Your task is to output the listing word for word, with pictures excluded.

begin

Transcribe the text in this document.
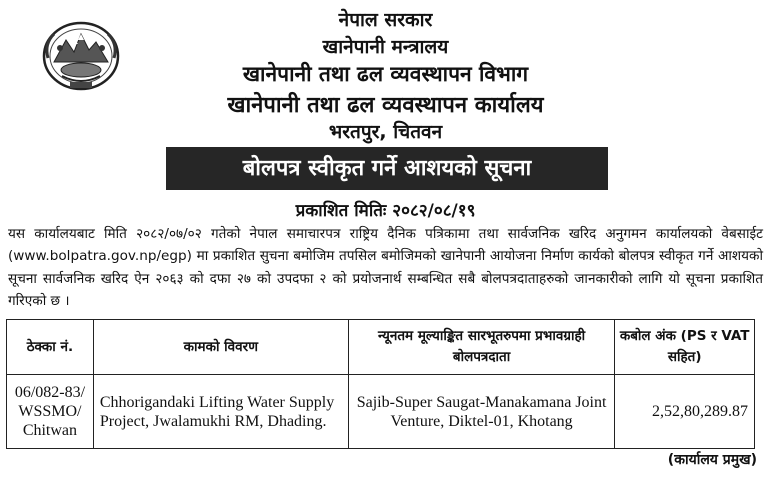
नेपाल सरकार
खानेपानी मन्त्रालय
खानेपानी तथा ढल व्यवस्थापन विभाग
खानेपानी तथा ढल व्यवस्थापन कार्यालय
भरतपुर, चितवन
बोलपत्र स्वीकृत गर्ने आशयको सूचना
प्रकाशित मितिः २०८२/०८/१९
यस कार्यालयबाट मिति २०८२/०७/०२ गतेको नेपाल समाचारपत्र राष्ट्रिय दैनिक पत्रिकामा तथा सार्वजनिक खरिद अनुगमन कार्यालयको वेबसाईट (www.bolpatra.gov.np/egp) मा प्रकाशित सुचना बमोजिम तपसिल बमोजिमको खानेपानी आयोजना निर्माण कार्यको बोलपत्र स्वीकृत गर्ने आशयको सूचना सार्वजनिक खरिद ऐन २०६३ को दफा २७ को उपदफा २ को प्रयोजनार्थ सम्बन्धित सबै बोलपत्रदाताहरुको जानकारीको लागि यो सूचना प्रकाशित गरिएको छ ।
ठेक्का नं.	कामको विवरण	न्यूनतम मूल्याङ्कित सारभूतरुपमा प्रभावग्राही बोलपत्रदाता	कबोल अंक (PS र VAT सहित)
06/082-83/ WSSMO/ Chitwan	Chhorigandaki Lifting Water Supply Project, Jwalamukhi RM, Dhading.	Sajib-Super Saugat-Manakamana Joint Venture, Diktel-01, Khotang	2,52,80,289.87
(कार्यालय प्रमुख)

end

→ Worked solution
Transcribe the text in this document.
नेपाल सरकार
खानेपानी मन्त्रालय
खानेपानी तथा ढल व्यवस्थापन विभाग
खानेपानी तथा ढल व्यवस्थापन कार्यालय
भरतपुर, चितवन
बोलपत्र स्वीकृत गर्ने आशयको सूचना
प्रकाशित मितिः २०८२/०८/१९
यस कार्यालयबाट मिति २०८२/०७/०२ गतेको नेपाल समाचारपत्र राष्ट्रिय दैनिक पत्रिकामा तथा सार्वजनिक खरिद अनुगमन कार्यालयको वेबसाईट (www.bolpatra.gov.np/egp) मा प्रकाशित सुचना बमोजिम तपसिल बमोजिमको खानेपानी आयोजना निर्माण कार्यको बोलपत्र स्वीकृत गर्ने आशयको सूचना सार्वजनिक खरिद ऐन २०६३ को दफा २७ को उपदफा २ को प्रयोजनार्थ सम्बन्धित सबै बोलपत्रदाताहरुको जानकारीको लागि यो सूचना प्रकाशित गरिएको छ ।
ठेक्का नं.	कामको विवरण	न्यूनतम मूल्याङ्कित सारभूतरुपमा प्रभावग्राही बोलपत्रदाता	कबोल अंक (PS र VAT सहित)
06/082-83/ WSSMO/ Chitwan	Chhorigandaki Lifting Water Supply Project, Jwalamukhi RM, Dhading.	Sajib-Super Saugat-Manakamana Joint Venture, Diktel-01, Khotang	2,52,80,289.87
(कार्यालय प्रमुख)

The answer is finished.